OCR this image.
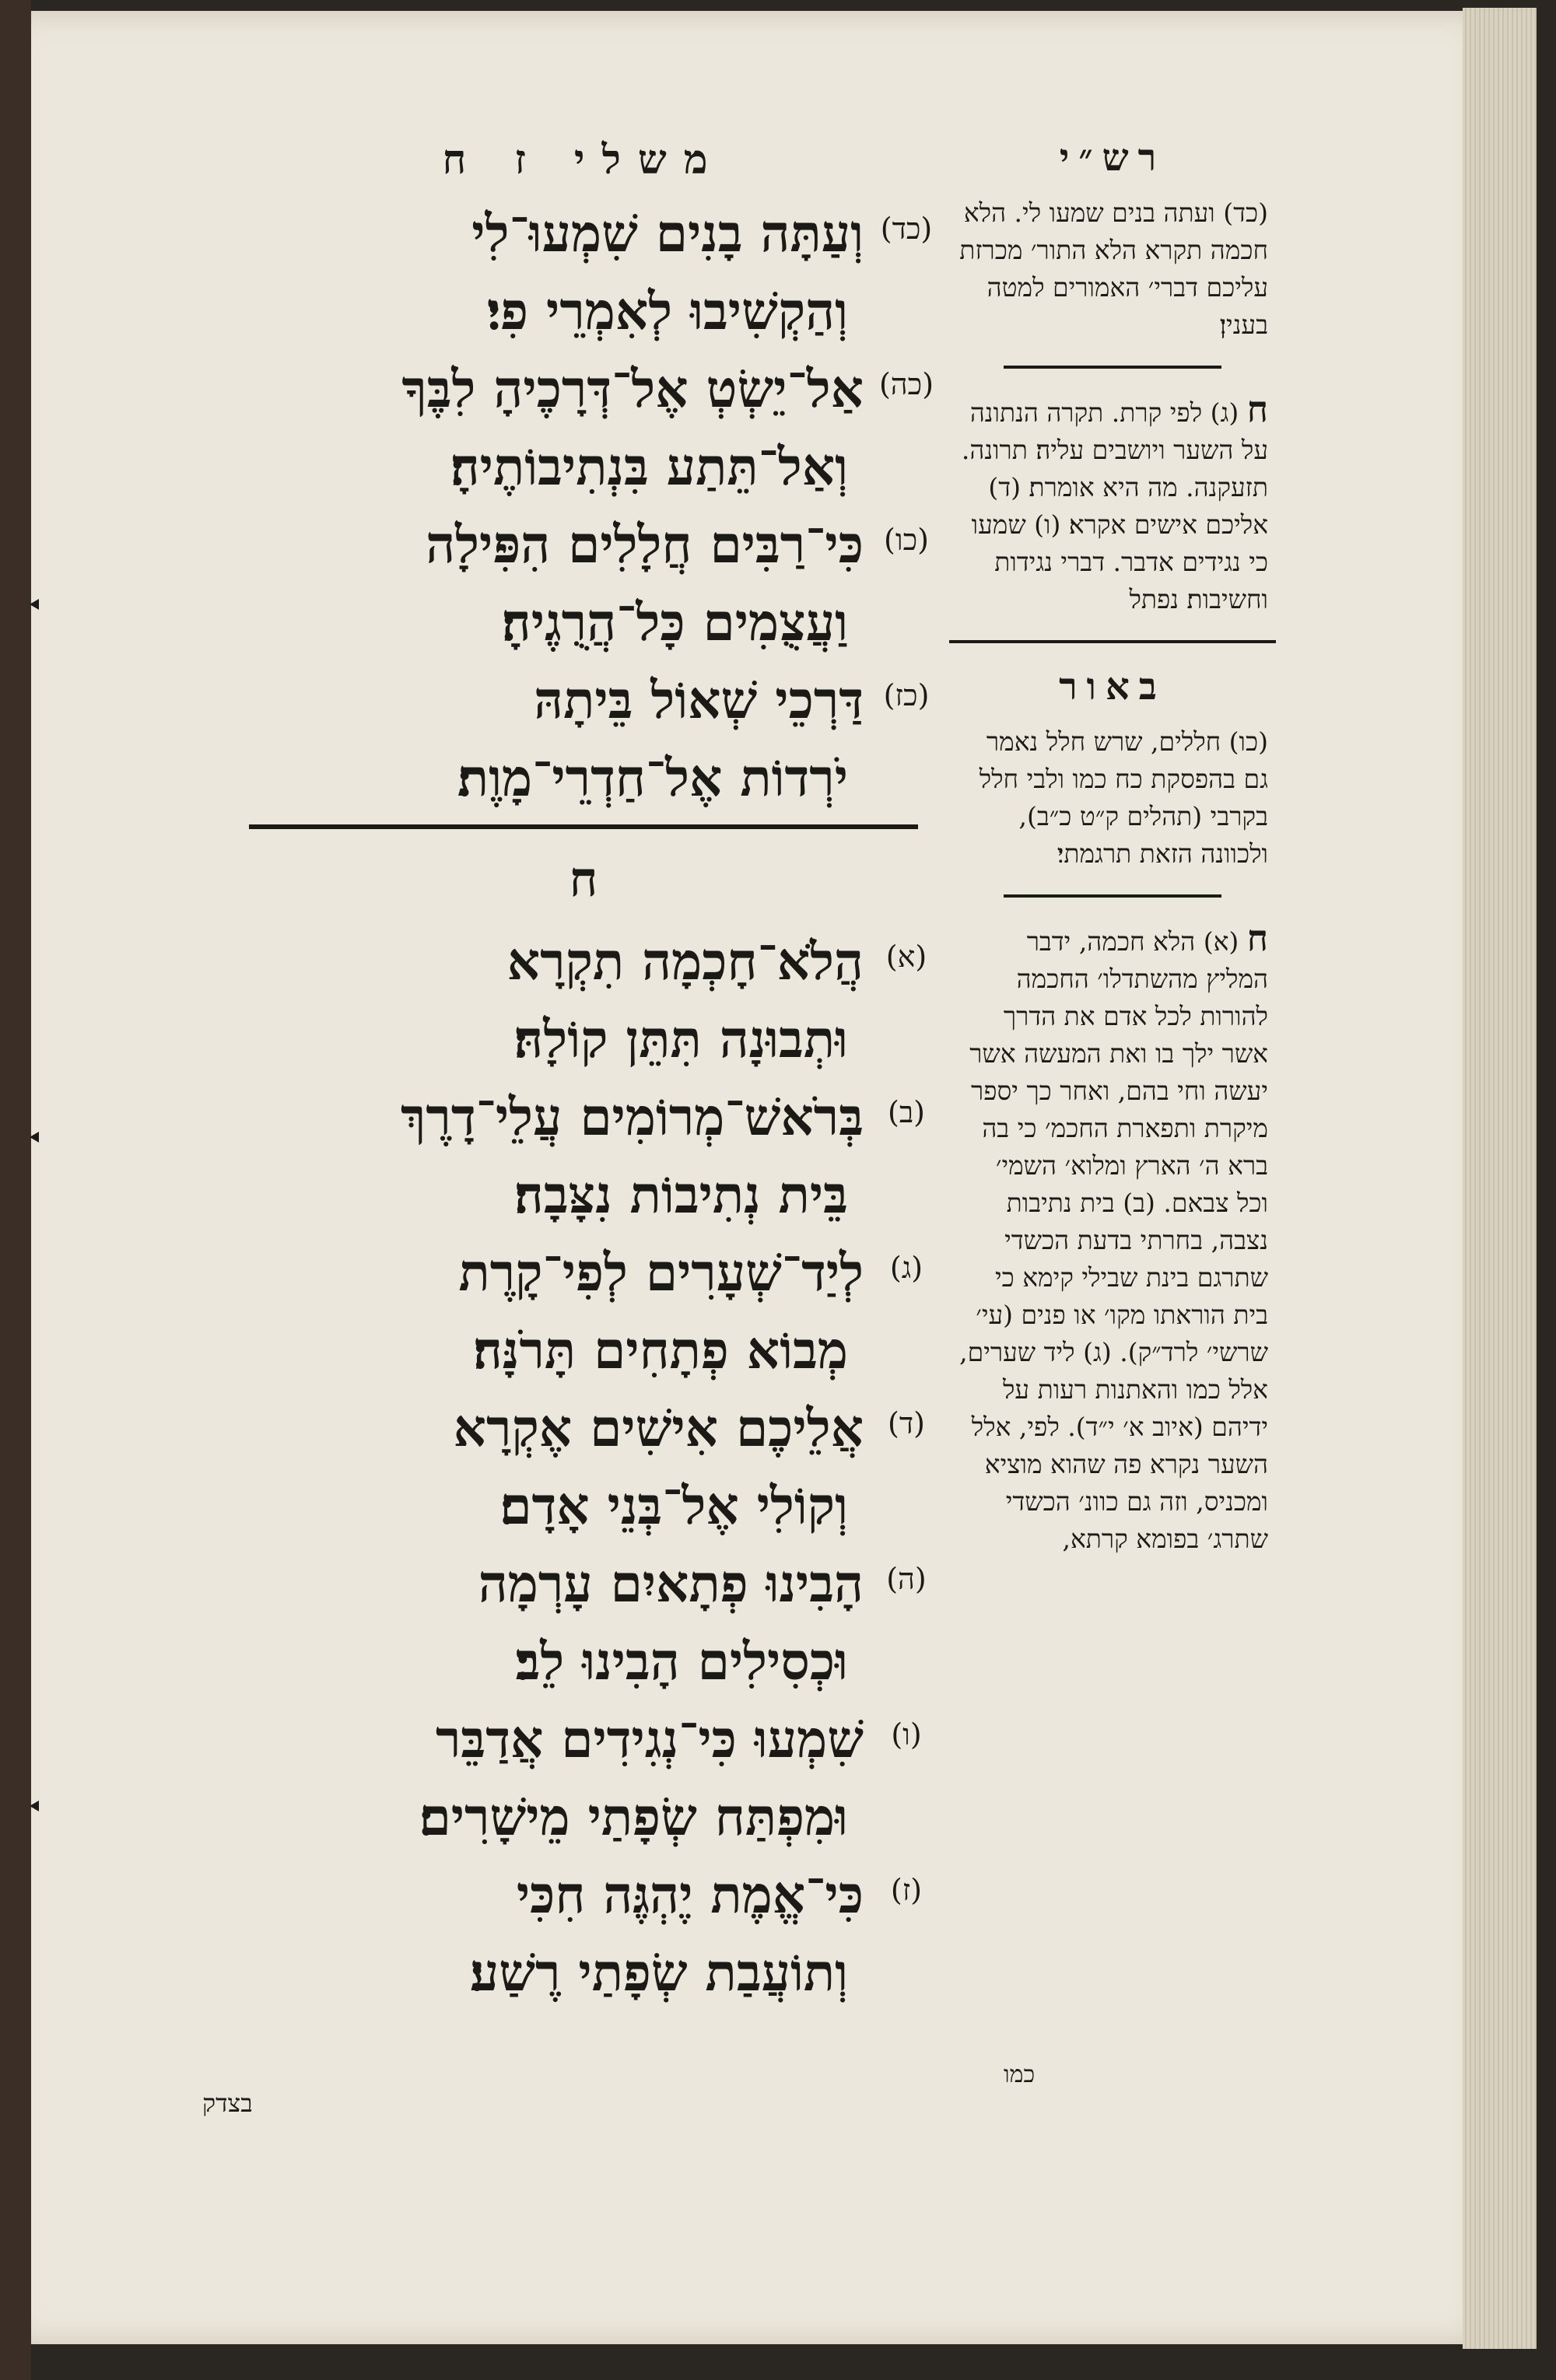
משלי ז ח
(כד)
וְעַתָּה בָנִים שִׁמְעוּ־לִי
וְהַקְשִׁיבוּ לְאִמְרֵי פִי׃
(כה)
אַל־יֵשְׂטְ אֶל־דְּרָכֶיהָ לִבֶּךָ
וְאַל־תֵּתַע בִּנְתִיבוֹתֶיהָ׃
(כו)
כִּי־רַבִּים חֲלָלִים הִפִּילָה
וַעֲצֻמִים כָּל־הֲרֻגֶיהָ׃
(כז)
דַּרְכֵי שְׁאוֹל בֵּיתָהּ
יֹרְדוֹת אֶל־חַדְרֵי־מָוֶת׃
ח
(א)
הֲלֹא־חָכְמָה תִקְרָא
וּתְבוּנָה תִּתֵּן קוֹלָהּ׃
(ב)
בְּרֹאשׁ־מְרוֹמִים עֲלֵי־דָרֶךְ
בֵּית נְתִיבוֹת נִצָּבָה׃
(ג)
לְיַד־שְׁעָרִים לְפִי־קָרֶת
מְבוֹא פְתָחִים תָּרֹנָּה׃
(ד)
אֲלֵיכֶם אִישִׁים אֶקְרָא
וְקוֹלִי אֶל־בְּנֵי אָדָם׃
(ה)
הָבִינוּ פְתָאיִם עָרְמָה
וּכְסִילִים הָבִינוּ לֵב׃
(ו)
שִׁמְעוּ כִּי־נְגִידִים אֲדַבֵּר
וּמִפְתַּח שְׂפָתַי מֵישָׁרִים׃
(ז)
כִּי־אֱמֶת יֶהְגֶּה חִכִּי
וְתוֹעֲבַת שְׂפָתַי רֶשַׁע׃
רש״י
(כד) ועתה בנים שמעו לי. הלא חכמה תקרא הלא התור׳ מכרזת עליכם דברי׳ האמורים למטה בענין׃
ח (ג) לפי קרת. תקרה הנתונה על השער ויושבים עליה׃ תרונה. תזעקנה. מה היא אומרת׃ (ד) אליכם אישים אקרא׃ (ו) שמעו כי נגידים אדבר. דברי נגידות וחשיבות׃ נפתל
באור
(כו) חללים, שרש חלל נאמר גם בהפסקת כח כמו ולבי חלל בקרבי (תהלים ק״ט כ״ב), ולכוונה הזאת תרגמתי׃
ח (א) הלא חכמה, ידבר המליץ מהשתדלו׳ החכמה להורות לכל אדם את הדרך אשר ילך בו ואת המעשה אשר יעשה וחי בהם, ואחר כך יספר מיקרת ותפארת החכמ׳ כי בה ברא ה׳ הארץ ומלוא׳ השמי׳ וכל צבאם. (ב) בית נתיבות נצבה, בחרתי בדעת הכשדי שתרגם בינת שבילי קימא כי בית הוראתו מקו׳ או פנים (עי׳ שרשי׳ לרד״ק). (ג) ליד שערים, אלל כמו והאתנות רעות על ידיהם (איוב א׳ י״ד). לפי, אלל השער נקרא פה שהוא מוציא ומכניס, וזה גם כוונ׳ הכשדי שתרג׳ בפומא קרתא,
כמו
בצדק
----------------------------------------
* [Job]:
Reproduce the material above verbatim; omit every picture.

* [Solution to this exercise]:
OCR this image.
משלי ז ח
(כד)
וְעַתָּה בָנִים שִׁמְעוּ־לִי
וְהַקְשִׁיבוּ לְאִמְרֵי פִי׃
(כה)
אַל־יֵשְׂטְ אֶל־דְּרָכֶיהָ לִבֶּךָ
וְאַל־תֵּתַע בִּנְתִיבוֹתֶיהָ׃
(כו)
כִּי־רַבִּים חֲלָלִים הִפִּילָה
וַעֲצֻמִים כָּל־הֲרֻגֶיהָ׃
(כז)
דַּרְכֵי שְׁאוֹל בֵּיתָהּ
יֹרְדוֹת אֶל־חַדְרֵי־מָוֶת׃
ח
(א)
הֲלֹא־חָכְמָה תִקְרָא
וּתְבוּנָה תִּתֵּן קוֹלָהּ׃
(ב)
בְּרֹאשׁ־מְרוֹמִים עֲלֵי־דָרֶךְ
בֵּית נְתִיבוֹת נִצָּבָה׃
(ג)
לְיַד־שְׁעָרִים לְפִי־קָרֶת
מְבוֹא פְתָחִים תָּרֹנָּה׃
(ד)
אֲלֵיכֶם אִישִׁים אֶקְרָא
וְקוֹלִי אֶל־בְּנֵי אָדָם׃
(ה)
הָבִינוּ פְתָאיִם עָרְמָה
וּכְסִילִים הָבִינוּ לֵב׃
(ו)
שִׁמְעוּ כִּי־נְגִידִים אֲדַבֵּר
וּמִפְתַּח שְׂפָתַי מֵישָׁרִים׃
(ז)
כִּי־אֱמֶת יֶהְגֶּה חִכִּי
וְתוֹעֲבַת שְׂפָתַי רֶשַׁע׃
רש״י
(כד) ועתה בנים שמעו לי. הלא חכמה תקרא הלא התור׳ מכרזת עליכם דברי׳ האמורים למטה בענין׃
ח (ג) לפי קרת. תקרה הנתונה על השער ויושבים עליה׃ תרונה. תזעקנה. מה היא אומרת׃ (ד) אליכם אישים אקרא׃ (ו) שמעו כי נגידים אדבר. דברי נגידות וחשיבות׃ נפתל
באור
(כו) חללים, שרש חלל נאמר גם בהפסקת כח כמו ולבי חלל בקרבי (תהלים ק״ט כ״ב), ולכוונה הזאת תרגמתי׃
ח (א) הלא חכמה, ידבר המליץ מהשתדלו׳ החכמה להורות לכל אדם את הדרך אשר ילך בו ואת המעשה אשר יעשה וחי בהם, ואחר כך יספר מיקרת ותפארת החכמ׳ כי בה ברא ה׳ הארץ ומלוא׳ השמי׳ וכל צבאם. (ב) בית נתיבות נצבה, בחרתי בדעת הכשדי שתרגם בינת שבילי קימא כי בית הוראתו מקו׳ או פנים (עי׳ שרשי׳ לרד״ק). (ג) ליד שערים, אלל כמו והאתנות רעות על ידיהם (איוב א׳ י״ד). לפי, אלל השער נקרא פה שהוא מוציא ומכניס, וזה גם כוונ׳ הכשדי שתרג׳ בפומא קרתא,
כמו
בצדק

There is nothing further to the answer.